-- start Data to use --

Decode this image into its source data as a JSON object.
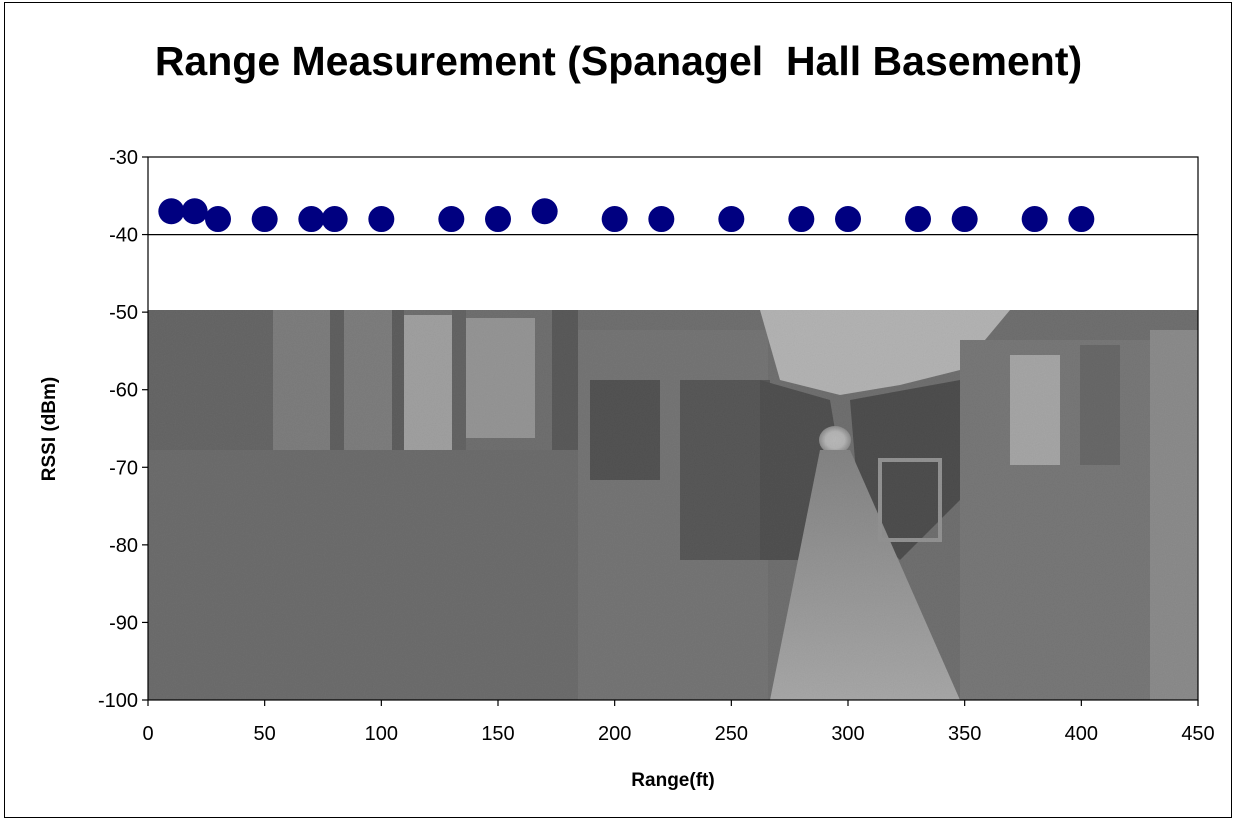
{
  "chart_data": {
    "type": "scatter",
    "title": "Range Measurement (Spanagel  Hall Basement)",
    "xlabel": "Range(ft)",
    "ylabel": "RSSI (dBm)",
    "xlim": [
      0,
      450
    ],
    "ylim": [
      -100,
      -30
    ],
    "x_ticks": [
      0,
      50,
      100,
      150,
      200,
      250,
      300,
      350,
      400,
      450
    ],
    "y_ticks": [
      -30,
      -40,
      -50,
      -60,
      -70,
      -80,
      -90,
      -100
    ],
    "grid": "horizontal at -40",
    "legend": "none",
    "background": "photograph of a basement hallway filling the plot area below -50",
    "series": [
      {
        "marker_color": "#000080",
        "x": [
          10,
          20,
          30,
          50,
          70,
          80,
          100,
          130,
          150,
          170,
          200,
          220,
          250,
          280,
          300,
          330,
          350,
          380,
          400
        ],
        "y": [
          -37,
          -37,
          -38,
          -38,
          -38,
          -38,
          -38,
          -38,
          -38,
          -37,
          -38,
          -38,
          -38,
          -38,
          -38,
          -38,
          -38,
          -38,
          -38
        ]
      }
    ]
  }
}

-- end Data to use --

(Directions)
Excluding the pictures, restate the records above word for word.

(Solution to the exercise)
Decode this image into its source data as a JSON object.
{
  "chart_data": {
    "type": "scatter",
    "title": "Range Measurement (Spanagel  Hall Basement)",
    "xlabel": "Range(ft)",
    "ylabel": "RSSI (dBm)",
    "xlim": [
      0,
      450
    ],
    "ylim": [
      -100,
      -30
    ],
    "x_ticks": [
      0,
      50,
      100,
      150,
      200,
      250,
      300,
      350,
      400,
      450
    ],
    "y_ticks": [
      -30,
      -40,
      -50,
      -60,
      -70,
      -80,
      -90,
      -100
    ],
    "grid": "horizontal at -40",
    "legend": "none",
    "background": "photograph of a basement hallway filling the plot area below -50",
    "series": [
      {
        "marker_color": "#000080",
        "x": [
          10,
          20,
          30,
          50,
          70,
          80,
          100,
          130,
          150,
          170,
          200,
          220,
          250,
          280,
          300,
          330,
          350,
          380,
          400
        ],
        "y": [
          -37,
          -37,
          -38,
          -38,
          -38,
          -38,
          -38,
          -38,
          -38,
          -37,
          -38,
          -38,
          -38,
          -38,
          -38,
          -38,
          -38,
          -38,
          -38
        ]
      }
    ]
  }
}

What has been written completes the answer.